TO BE DONE: Please write out the material below exactly as given.

(Chart and figure data)

_ _ _ _ _

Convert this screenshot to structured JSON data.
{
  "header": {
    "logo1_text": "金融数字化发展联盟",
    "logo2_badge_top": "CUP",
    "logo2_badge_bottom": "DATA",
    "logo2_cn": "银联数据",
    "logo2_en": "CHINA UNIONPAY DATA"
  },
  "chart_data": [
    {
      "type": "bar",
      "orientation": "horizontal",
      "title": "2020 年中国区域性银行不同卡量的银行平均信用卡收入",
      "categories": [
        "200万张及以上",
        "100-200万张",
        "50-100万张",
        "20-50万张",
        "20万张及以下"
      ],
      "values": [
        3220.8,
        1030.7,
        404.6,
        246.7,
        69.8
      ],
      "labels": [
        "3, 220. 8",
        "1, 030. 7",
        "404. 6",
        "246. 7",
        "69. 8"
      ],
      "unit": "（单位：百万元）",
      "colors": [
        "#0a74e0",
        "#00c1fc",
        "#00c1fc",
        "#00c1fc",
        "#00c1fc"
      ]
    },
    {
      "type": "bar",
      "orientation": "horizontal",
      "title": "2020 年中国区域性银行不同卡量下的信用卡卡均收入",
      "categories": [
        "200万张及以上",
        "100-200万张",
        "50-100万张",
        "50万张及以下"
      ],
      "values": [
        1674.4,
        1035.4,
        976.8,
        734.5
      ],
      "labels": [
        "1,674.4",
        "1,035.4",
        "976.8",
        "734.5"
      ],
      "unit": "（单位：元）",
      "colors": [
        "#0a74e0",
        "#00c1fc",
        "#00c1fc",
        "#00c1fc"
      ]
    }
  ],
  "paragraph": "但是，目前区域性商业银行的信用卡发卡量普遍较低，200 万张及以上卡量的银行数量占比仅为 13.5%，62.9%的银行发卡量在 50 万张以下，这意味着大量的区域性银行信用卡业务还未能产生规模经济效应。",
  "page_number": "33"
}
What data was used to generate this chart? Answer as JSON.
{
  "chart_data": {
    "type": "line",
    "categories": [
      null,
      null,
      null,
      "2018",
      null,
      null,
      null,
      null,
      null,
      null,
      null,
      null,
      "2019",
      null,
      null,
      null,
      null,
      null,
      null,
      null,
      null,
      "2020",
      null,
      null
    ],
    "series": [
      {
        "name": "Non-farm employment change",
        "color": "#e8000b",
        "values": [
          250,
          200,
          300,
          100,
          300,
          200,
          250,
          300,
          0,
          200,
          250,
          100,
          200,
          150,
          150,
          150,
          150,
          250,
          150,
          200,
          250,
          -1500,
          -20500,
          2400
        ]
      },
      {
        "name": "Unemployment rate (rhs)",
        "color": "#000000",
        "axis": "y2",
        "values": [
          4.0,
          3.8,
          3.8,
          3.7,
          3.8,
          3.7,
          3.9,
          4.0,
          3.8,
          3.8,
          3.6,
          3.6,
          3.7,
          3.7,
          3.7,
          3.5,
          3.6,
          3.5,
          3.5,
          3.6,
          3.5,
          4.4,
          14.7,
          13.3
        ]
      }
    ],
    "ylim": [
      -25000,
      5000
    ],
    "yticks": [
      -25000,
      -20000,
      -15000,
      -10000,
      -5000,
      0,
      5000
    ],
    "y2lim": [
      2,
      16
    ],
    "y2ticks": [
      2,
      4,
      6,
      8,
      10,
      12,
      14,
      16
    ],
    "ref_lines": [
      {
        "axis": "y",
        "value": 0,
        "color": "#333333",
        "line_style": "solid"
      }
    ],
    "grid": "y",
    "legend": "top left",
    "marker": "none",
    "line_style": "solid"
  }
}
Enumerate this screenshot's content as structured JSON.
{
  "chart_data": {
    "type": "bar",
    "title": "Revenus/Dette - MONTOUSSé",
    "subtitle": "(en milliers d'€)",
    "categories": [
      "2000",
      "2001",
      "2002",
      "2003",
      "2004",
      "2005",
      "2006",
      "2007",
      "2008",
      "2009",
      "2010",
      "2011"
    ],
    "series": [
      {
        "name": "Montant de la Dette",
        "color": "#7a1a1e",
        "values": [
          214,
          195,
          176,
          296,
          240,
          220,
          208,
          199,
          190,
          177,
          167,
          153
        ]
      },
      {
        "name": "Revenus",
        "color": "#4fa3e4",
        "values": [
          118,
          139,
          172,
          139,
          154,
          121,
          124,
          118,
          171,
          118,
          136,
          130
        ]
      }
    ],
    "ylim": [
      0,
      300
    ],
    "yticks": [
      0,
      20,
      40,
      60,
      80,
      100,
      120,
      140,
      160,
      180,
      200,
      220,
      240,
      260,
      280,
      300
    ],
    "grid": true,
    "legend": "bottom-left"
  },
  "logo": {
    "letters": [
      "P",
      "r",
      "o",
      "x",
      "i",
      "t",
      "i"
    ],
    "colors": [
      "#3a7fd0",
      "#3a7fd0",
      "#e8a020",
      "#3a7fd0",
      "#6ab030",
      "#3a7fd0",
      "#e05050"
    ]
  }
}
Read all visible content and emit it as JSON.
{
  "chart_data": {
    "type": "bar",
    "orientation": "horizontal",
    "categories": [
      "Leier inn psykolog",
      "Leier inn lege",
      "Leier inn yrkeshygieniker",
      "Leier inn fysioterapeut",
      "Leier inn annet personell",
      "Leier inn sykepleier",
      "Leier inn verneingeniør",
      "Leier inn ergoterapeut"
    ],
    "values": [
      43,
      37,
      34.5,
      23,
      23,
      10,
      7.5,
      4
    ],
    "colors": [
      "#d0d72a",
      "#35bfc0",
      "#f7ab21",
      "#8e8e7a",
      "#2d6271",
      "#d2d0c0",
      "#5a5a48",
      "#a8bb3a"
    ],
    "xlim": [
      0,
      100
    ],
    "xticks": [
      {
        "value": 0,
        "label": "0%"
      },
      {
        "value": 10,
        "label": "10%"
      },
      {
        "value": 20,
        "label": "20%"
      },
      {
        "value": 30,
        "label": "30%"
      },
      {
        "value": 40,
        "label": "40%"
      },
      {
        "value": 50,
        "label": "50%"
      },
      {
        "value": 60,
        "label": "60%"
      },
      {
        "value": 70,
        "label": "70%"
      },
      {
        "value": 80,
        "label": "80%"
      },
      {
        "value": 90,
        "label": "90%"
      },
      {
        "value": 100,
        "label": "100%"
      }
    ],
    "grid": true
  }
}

_ _ _ _ _

REPLY TO THE EXERCISE:
Convert this screenshot to structured JSON data.
{
  "header": {
    "logo1_text": "金融数字化发展联盟",
    "logo2_badge_top": "CUP",
    "logo2_badge_bottom": "DATA",
    "logo2_cn": "银联数据",
    "logo2_en": "CHINA UNIONPAY DATA"
  },
  "chart_data": [
    {
      "type": "bar",
      "orientation": "horizontal",
      "title": "2020 年中国区域性银行不同卡量的银行平均信用卡收入",
      "categories": [
        "200万张及以上",
        "100-200万张",
        "50-100万张",
        "20-50万张",
        "20万张及以下"
      ],
      "values": [
        3220.8,
        1030.7,
        404.6,
        246.7,
        69.8
      ],
      "labels": [
        "3, 220. 8",
        "1, 030. 7",
        "404. 6",
        "246. 7",
        "69. 8"
      ],
      "unit": "（单位：百万元）",
      "colors": [
        "#0a74e0",
        "#00c1fc",
        "#00c1fc",
        "#00c1fc",
        "#00c1fc"
      ]
    },
    {
      "type": "bar",
      "orientation": "horizontal",
      "title": "2020 年中国区域性银行不同卡量下的信用卡卡均收入",
      "categories": [
        "200万张及以上",
        "100-200万张",
        "50-100万张",
        "50万张及以下"
      ],
      "values": [
        1674.4,
        1035.4,
        976.8,
        734.5
      ],
      "labels": [
        "1,674.4",
        "1,035.4",
        "976.8",
        "734.5"
      ],
      "unit": "（单位：元）",
      "colors": [
        "#0a74e0",
        "#00c1fc",
        "#00c1fc",
        "#00c1fc"
      ]
    }
  ],
  "paragraph": "但是，目前区域性商业银行的信用卡发卡量普遍较低，200 万张及以上卡量的银行数量占比仅为 13.5%，62.9%的银行发卡量在 50 万张以下，这意味着大量的区域性银行信用卡业务还未能产生规模经济效应。",
  "page_number": "33"
}
What data was used to generate this chart? Answer as JSON.
{
  "chart_data": {
    "type": "line",
    "categories": [
      null,
      null,
      null,
      "2018",
      null,
      null,
      null,
      null,
      null,
      null,
      null,
      null,
      "2019",
      null,
      null,
      null,
      null,
      null,
      null,
      null,
      null,
      "2020",
      null,
      null
    ],
    "series": [
      {
        "name": "Non-farm employment change",
        "color": "#e8000b",
        "values": [
          250,
          200,
          300,
          100,
          300,
          200,
          250,
          300,
          0,
          200,
          250,
          100,
          200,
          150,
          150,
          150,
          150,
          250,
          150,
          200,
          250,
          -1500,
          -20500,
          2400
        ]
      },
      {
        "name": "Unemployment rate (rhs)",
        "color": "#000000",
        "axis": "y2",
        "values": [
          4.0,
          3.8,
          3.8,
          3.7,
          3.8,
          3.7,
          3.9,
          4.0,
          3.8,
          3.8,
          3.6,
          3.6,
          3.7,
          3.7,
          3.7,
          3.5,
          3.6,
          3.5,
          3.5,
          3.6,
          3.5,
          4.4,
          14.7,
          13.3
        ]
      }
    ],
    "ylim": [
      -25000,
      5000
    ],
    "yticks": [
      -25000,
      -20000,
      -15000,
      -10000,
      -5000,
      0,
      5000
    ],
    "y2lim": [
      2,
      16
    ],
    "y2ticks": [
      2,
      4,
      6,
      8,
      10,
      12,
      14,
      16
    ],
    "ref_lines": [
      {
        "axis": "y",
        "value": 0,
        "color": "#333333",
        "line_style": "solid"
      }
    ],
    "grid": "y",
    "legend": "top left",
    "marker": "none",
    "line_style": "solid"
  }
}
Enumerate this screenshot's content as structured JSON.
{
  "chart_data": {
    "type": "bar",
    "title": "Revenus/Dette - MONTOUSSé",
    "subtitle": "(en milliers d'€)",
    "categories": [
      "2000",
      "2001",
      "2002",
      "2003",
      "2004",
      "2005",
      "2006",
      "2007",
      "2008",
      "2009",
      "2010",
      "2011"
    ],
    "series": [
      {
        "name": "Montant de la Dette",
        "color": "#7a1a1e",
        "values": [
          214,
          195,
          176,
          296,
          240,
          220,
          208,
          199,
          190,
          177,
          167,
          153
        ]
      },
      {
        "name": "Revenus",
        "color": "#4fa3e4",
        "values": [
          118,
          139,
          172,
          139,
          154,
          121,
          124,
          118,
          171,
          118,
          136,
          130
        ]
      }
    ],
    "ylim": [
      0,
      300
    ],
    "yticks": [
      0,
      20,
      40,
      60,
      80,
      100,
      120,
      140,
      160,
      180,
      200,
      220,
      240,
      260,
      280,
      300
    ],
    "grid": true,
    "legend": "bottom-left"
  },
  "logo": {
    "letters": [
      "P",
      "r",
      "o",
      "x",
      "i",
      "t",
      "i"
    ],
    "colors": [
      "#3a7fd0",
      "#3a7fd0",
      "#e8a020",
      "#3a7fd0",
      "#6ab030",
      "#3a7fd0",
      "#e05050"
    ]
  }
}
Read all visible content and emit it as JSON.
{
  "chart_data": {
    "type": "bar",
    "orientation": "horizontal",
    "categories": [
      "Leier inn psykolog",
      "Leier inn lege",
      "Leier inn yrkeshygieniker",
      "Leier inn fysioterapeut",
      "Leier inn annet personell",
      "Leier inn sykepleier",
      "Leier inn verneingeniør",
      "Leier inn ergoterapeut"
    ],
    "values": [
      43,
      37,
      34.5,
      23,
      23,
      10,
      7.5,
      4
    ],
    "colors": [
      "#d0d72a",
      "#35bfc0",
      "#f7ab21",
      "#8e8e7a",
      "#2d6271",
      "#d2d0c0",
      "#5a5a48",
      "#a8bb3a"
    ],
    "xlim": [
      0,
      100
    ],
    "xticks": [
      {
        "value": 0,
        "label": "0%"
      },
      {
        "value": 10,
        "label": "10%"
      },
      {
        "value": 20,
        "label": "20%"
      },
      {
        "value": 30,
        "label": "30%"
      },
      {
        "value": 40,
        "label": "40%"
      },
      {
        "value": 50,
        "label": "50%"
      },
      {
        "value": 60,
        "label": "60%"
      },
      {
        "value": 70,
        "label": "70%"
      },
      {
        "value": 80,
        "label": "80%"
      },
      {
        "value": 90,
        "label": "90%"
      },
      {
        "value": 100,
        "label": "100%"
      }
    ],
    "grid": true
  }
}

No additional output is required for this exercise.